> _To do_
Restate the full set of records exactly, without adding or dropping a word.

> _Exercise material_
---+---

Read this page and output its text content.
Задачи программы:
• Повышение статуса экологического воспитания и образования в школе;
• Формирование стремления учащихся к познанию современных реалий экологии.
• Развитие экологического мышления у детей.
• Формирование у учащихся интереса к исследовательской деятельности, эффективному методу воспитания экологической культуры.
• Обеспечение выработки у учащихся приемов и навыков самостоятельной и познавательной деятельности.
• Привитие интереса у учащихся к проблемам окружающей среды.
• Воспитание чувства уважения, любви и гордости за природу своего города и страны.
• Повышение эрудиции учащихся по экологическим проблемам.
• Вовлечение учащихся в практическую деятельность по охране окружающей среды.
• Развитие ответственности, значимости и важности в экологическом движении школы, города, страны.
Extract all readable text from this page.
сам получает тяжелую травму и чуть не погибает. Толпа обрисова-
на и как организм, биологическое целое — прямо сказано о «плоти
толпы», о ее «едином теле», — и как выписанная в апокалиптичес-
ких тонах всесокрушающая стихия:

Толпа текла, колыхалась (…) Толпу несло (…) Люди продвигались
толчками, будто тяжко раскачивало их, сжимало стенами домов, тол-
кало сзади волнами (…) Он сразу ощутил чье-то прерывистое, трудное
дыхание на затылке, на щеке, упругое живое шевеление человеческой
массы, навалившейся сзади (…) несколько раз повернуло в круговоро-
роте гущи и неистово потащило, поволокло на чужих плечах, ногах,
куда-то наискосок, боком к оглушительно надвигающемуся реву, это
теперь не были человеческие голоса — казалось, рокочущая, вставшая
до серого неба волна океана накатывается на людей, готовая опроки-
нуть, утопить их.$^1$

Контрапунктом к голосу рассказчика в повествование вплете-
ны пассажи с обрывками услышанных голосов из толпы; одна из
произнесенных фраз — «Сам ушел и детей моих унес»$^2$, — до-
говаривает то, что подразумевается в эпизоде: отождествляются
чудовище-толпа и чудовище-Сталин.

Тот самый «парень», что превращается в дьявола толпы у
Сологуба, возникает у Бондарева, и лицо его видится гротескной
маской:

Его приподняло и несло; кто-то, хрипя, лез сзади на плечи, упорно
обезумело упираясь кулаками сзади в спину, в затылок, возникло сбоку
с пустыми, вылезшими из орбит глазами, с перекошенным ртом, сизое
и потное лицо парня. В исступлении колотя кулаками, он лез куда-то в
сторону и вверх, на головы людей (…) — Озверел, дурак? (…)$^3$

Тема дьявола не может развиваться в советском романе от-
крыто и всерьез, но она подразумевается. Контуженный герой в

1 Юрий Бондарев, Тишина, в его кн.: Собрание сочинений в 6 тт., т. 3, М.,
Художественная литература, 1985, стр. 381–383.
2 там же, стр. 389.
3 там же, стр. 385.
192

---+---

> _Completed task_
Read this page and output its text content.
Задачи программы:
• Повышение статуса экологического воспитания и образования в школе;
• Формирование стремления учащихся к познанию современных реалий экологии.
• Развитие экологического мышления у детей.
• Формирование у учащихся интереса к исследовательской деятельности, эффективному методу воспитания экологической культуры.
• Обеспечение выработки у учащихся приемов и навыков самостоятельной и познавательной деятельности.
• Привитие интереса у учащихся к проблемам окружающей среды.
• Воспитание чувства уважения, любви и гордости за природу своего города и страны.
• Повышение эрудиции учащихся по экологическим проблемам.
• Вовлечение учащихся в практическую деятельность по охране окружающей среды.
• Развитие ответственности, значимости и важности в экологическом движении школы, города, страны.
Extract all readable text from this page.
сам получает тяжелую травму и чуть не погибает. Толпа обрисова-
на и как организм, биологическое целое — прямо сказано о «плоти
толпы», о ее «едином теле», — и как выписанная в апокалиптичес-
ких тонах всесокрушающая стихия:

Толпа текла, колыхалась (…) Толпу несло (…) Люди продвигались
толчками, будто тяжко раскачивало их, сжимало стенами домов, тол-
кало сзади волнами (…) Он сразу ощутил чье-то прерывистое, трудное
дыхание на затылке, на щеке, упругое живое шевеление человеческой
массы, навалившейся сзади (…) несколько раз повернуло в круговоро-
роте гущи и неистово потащило, поволокло на чужих плечах, ногах,
куда-то наискосок, боком к оглушительно надвигающемуся реву, это
теперь не были человеческие голоса — казалось, рокочущая, вставшая
до серого неба волна океана накатывается на людей, готовая опроки-
нуть, утопить их.$^1$

Контрапунктом к голосу рассказчика в повествование вплете-
ны пассажи с обрывками услышанных голосов из толпы; одна из
произнесенных фраз — «Сам ушел и детей моих унес»$^2$, — до-
говаривает то, что подразумевается в эпизоде: отождествляются
чудовище-толпа и чудовище-Сталин.

Тот самый «парень», что превращается в дьявола толпы у
Сологуба, возникает у Бондарева, и лицо его видится гротескной
маской:

Его приподняло и несло; кто-то, хрипя, лез сзади на плечи, упорно
обезумело упираясь кулаками сзади в спину, в затылок, возникло сбоку
с пустыми, вылезшими из орбит глазами, с перекошенным ртом, сизое
и потное лицо парня. В исступлении колотя кулаками, он лез куда-то в
сторону и вверх, на головы людей (…) — Озверел, дурак? (…)$^3$

Тема дьявола не может развиваться в советском романе от-
крыто и всерьез, но она подразумевается. Контуженный герой в

1 Юрий Бондарев, Тишина, в его кн.: Собрание сочинений в 6 тт., т. 3, М.,
Художественная литература, 1985, стр. 381–383.
2 там же, стр. 389.
3 там же, стр. 385.
192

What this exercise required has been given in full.